Source material:
━━━━━━
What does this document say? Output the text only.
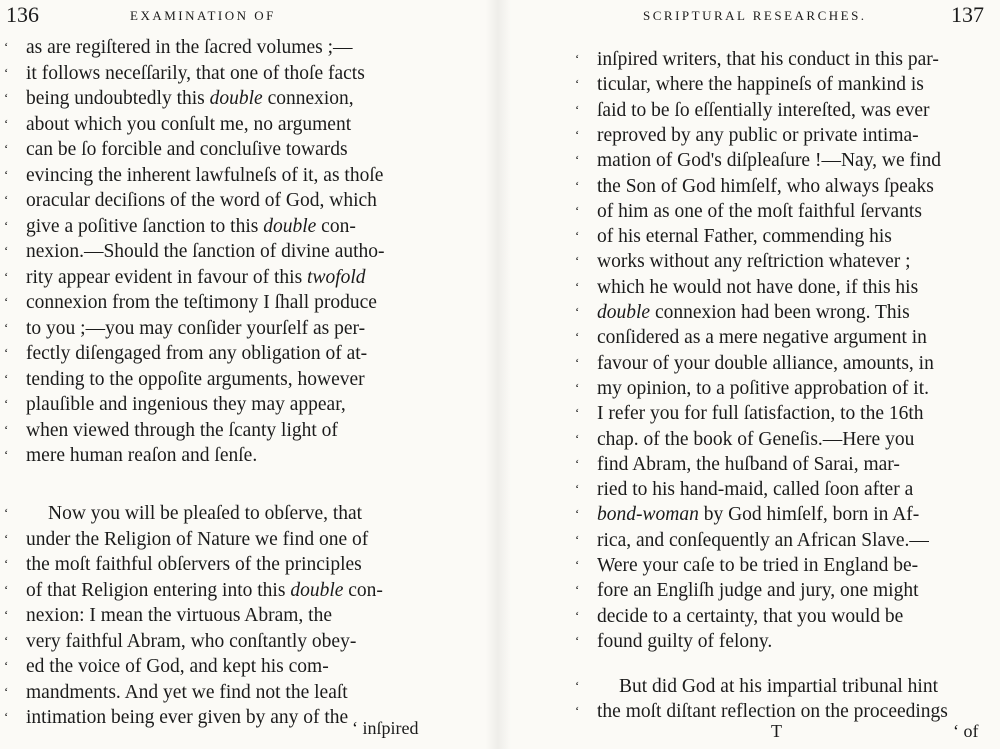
136	EXAMINATION OF
‘ as are regiſtered in the ſacred volumes ;—
‘ it follows neceſſarily, that one of thoſe facts
‘ being undoubtedly this double connexion,
‘ about which you conſult me, no argument
‘ can be ſo forcible and concluſive towards
‘ evincing the inherent lawfulneſs of it, as thoſe
‘ oracular deciſions of the word of God, which
‘ give a poſitive ſanction to this double con-
‘ nexion.—Should the ſanction of divine autho-
‘ rity appear evident in favour of this twofold
‘ connexion from the teſtimony I ſhall produce
‘ to you ;—you may conſider yourſelf as per-
‘ fectly diſengaged from any obligation of at-
‘ tending to the oppoſite arguments, however
‘ plauſible and ingenious they may appear,
‘ when viewed through the ſcanty light of
‘ mere human reaſon and ſenſe.
‘ Now you will be pleaſed to obſerve, that
‘ under the Religion of Nature we find one of
‘ the moſt faithful obſervers of the principles
‘ of that Religion entering into this double con-
‘ nexion: I mean the virtuous Abram, the
‘ very faithful Abram, who conſtantly obey-
‘ ed the voice of God, and kept his com-
‘ mandments. And yet we find not the leaſt
‘ intimation being ever given by any of the ‘ inſpired
SCRIPTURAL RESEARCHES.	137
‘ inſpired writers, that his conduct in this par-
‘ ticular, where the happineſs of mankind is
‘ ſaid to be ſo eſſentially intereſted, was ever
‘ reproved by any public or private intima-
‘ mation of God's diſpleaſure !—Nay, we find
‘ the Son of God himſelf, who always ſpeaks
‘ of him as one of the moſt faithful ſervants
‘ of his eternal Father, commending his
‘ works without any reſtriction whatever ;
‘ which he would not have done, if this his
‘ double connexion had been wrong. This
‘ conſidered as a mere negative argument in
‘ favour of your double alliance, amounts, in
‘ my opinion, to a poſitive approbation of it.
‘ I refer you for full ſatisfaction, to the 16th
‘ chap. of the book of Geneſis.—Here you
‘ find Abram, the huſband of Sarai, mar-
‘ ried to his hand-maid, called ſoon after a
‘ bond-woman by God himſelf, born in Af-
‘ rica, and conſequently an African Slave.—
‘ Were your caſe to be tried in England be-
‘ fore an Engliſh judge and jury, one might
‘ decide to a certainty, that you would be
‘ found guilty of felony.
‘ But did God at his impartial tribunal hint
‘ the moſt diſtant reflection on the proceedings
T	‘ of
━━━━━━
Work required:
Take every line from the data that contains the word "Abram".

Output for this task:
‘ nexion: I mean the virtuous Abram, the
‘ very faithful Abram, who conſtantly obey-
‘ find Abram, the huſband of Sarai, mar-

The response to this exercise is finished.